** start of Records for this task **
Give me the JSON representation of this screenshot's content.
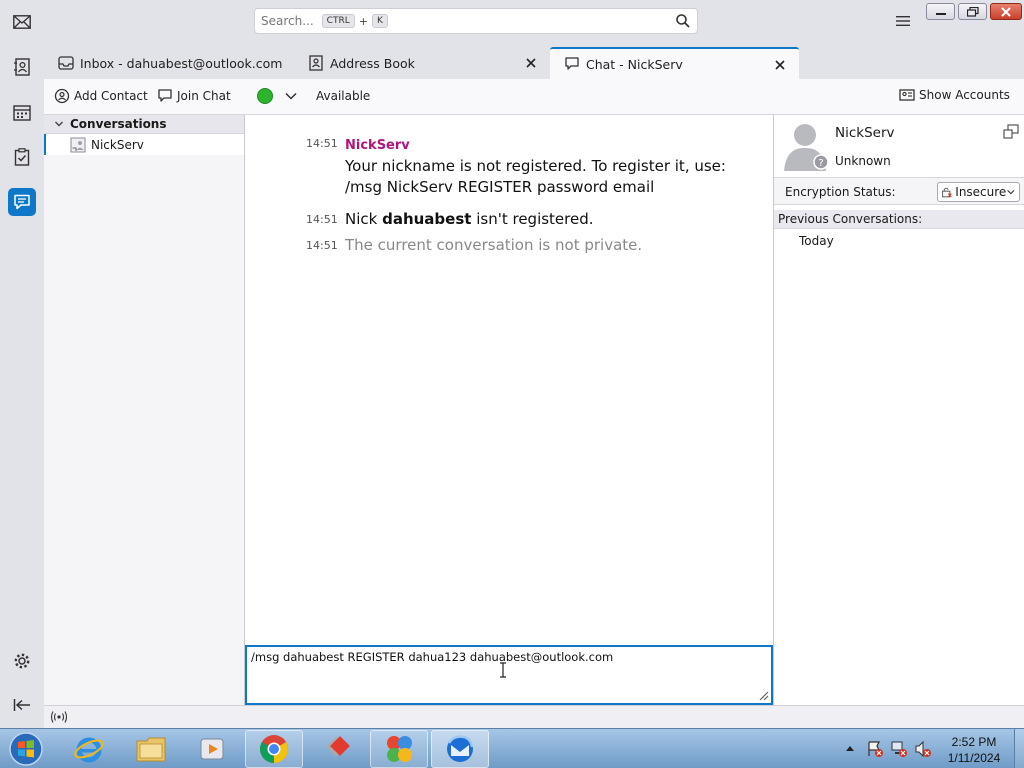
{
  "search": {
    "placeholder": "Search...",
    "key1": "CTRL",
    "plus": "+",
    "key2": "K"
  },
  "tabs": [
    {
      "label": "Inbox - dahuabest@outlook.com",
      "icon": "inbox-icon"
    },
    {
      "label": "Address Book",
      "icon": "address-book-icon"
    },
    {
      "label": "Chat - NickServ",
      "icon": "chat-icon"
    }
  ],
  "toolbar": {
    "add_contact": "Add Contact",
    "join_chat": "Join Chat",
    "status": "Available",
    "status_color": "#2bb52b",
    "show_accounts": "Show Accounts"
  },
  "conversations": {
    "header": "Conversations",
    "items": [
      "NickServ"
    ]
  },
  "messages": [
    {
      "time": "14:51",
      "sender": "NickServ",
      "text": "Your nickname is not registered. To register it, use: /msg NickServ REGISTER password email"
    },
    {
      "time": "14:51",
      "prefix": "Nick ",
      "bold": "dahuabest",
      "suffix": " isn't registered."
    },
    {
      "time": "14:51",
      "text": "The current conversation is not private."
    }
  ],
  "input": {
    "value": "/msg dahuabest REGISTER dahua123 dahuabest@outlook.com"
  },
  "info": {
    "name": "NickServ",
    "status": "Unknown",
    "encryption_label": "Encryption Status:",
    "encryption_value": "Insecure",
    "prev_header": "Previous Conversations:",
    "prev_items": [
      "Today"
    ]
  },
  "clock": {
    "time": "2:52 PM",
    "date": "1/11/2024"
  },
  "colors": {
    "accent": "#0e77c7",
    "sender": "#b0157b"
  }
}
** end of Records for this task **
What the task requires: Return all of the entries word for word, but omit the pictures.

In response:
Give me the JSON representation of this screenshot's content.
{
  "search": {
    "placeholder": "Search...",
    "key1": "CTRL",
    "plus": "+",
    "key2": "K"
  },
  "tabs": [
    {
      "label": "Inbox - dahuabest@outlook.com",
      "icon": "inbox-icon"
    },
    {
      "label": "Address Book",
      "icon": "address-book-icon"
    },
    {
      "label": "Chat - NickServ",
      "icon": "chat-icon"
    }
  ],
  "toolbar": {
    "add_contact": "Add Contact",
    "join_chat": "Join Chat",
    "status": "Available",
    "status_color": "#2bb52b",
    "show_accounts": "Show Accounts"
  },
  "conversations": {
    "header": "Conversations",
    "items": [
      "NickServ"
    ]
  },
  "messages": [
    {
      "time": "14:51",
      "sender": "NickServ",
      "text": "Your nickname is not registered. To register it, use: /msg NickServ REGISTER password email"
    },
    {
      "time": "14:51",
      "prefix": "Nick ",
      "bold": "dahuabest",
      "suffix": " isn't registered."
    },
    {
      "time": "14:51",
      "text": "The current conversation is not private."
    }
  ],
  "input": {
    "value": "/msg dahuabest REGISTER dahua123 dahuabest@outlook.com"
  },
  "info": {
    "name": "NickServ",
    "status": "Unknown",
    "encryption_label": "Encryption Status:",
    "encryption_value": "Insecure",
    "prev_header": "Previous Conversations:",
    "prev_items": [
      "Today"
    ]
  },
  "clock": {
    "time": "2:52 PM",
    "date": "1/11/2024"
  },
  "colors": {
    "accent": "#0e77c7",
    "sender": "#b0157b"
  }
}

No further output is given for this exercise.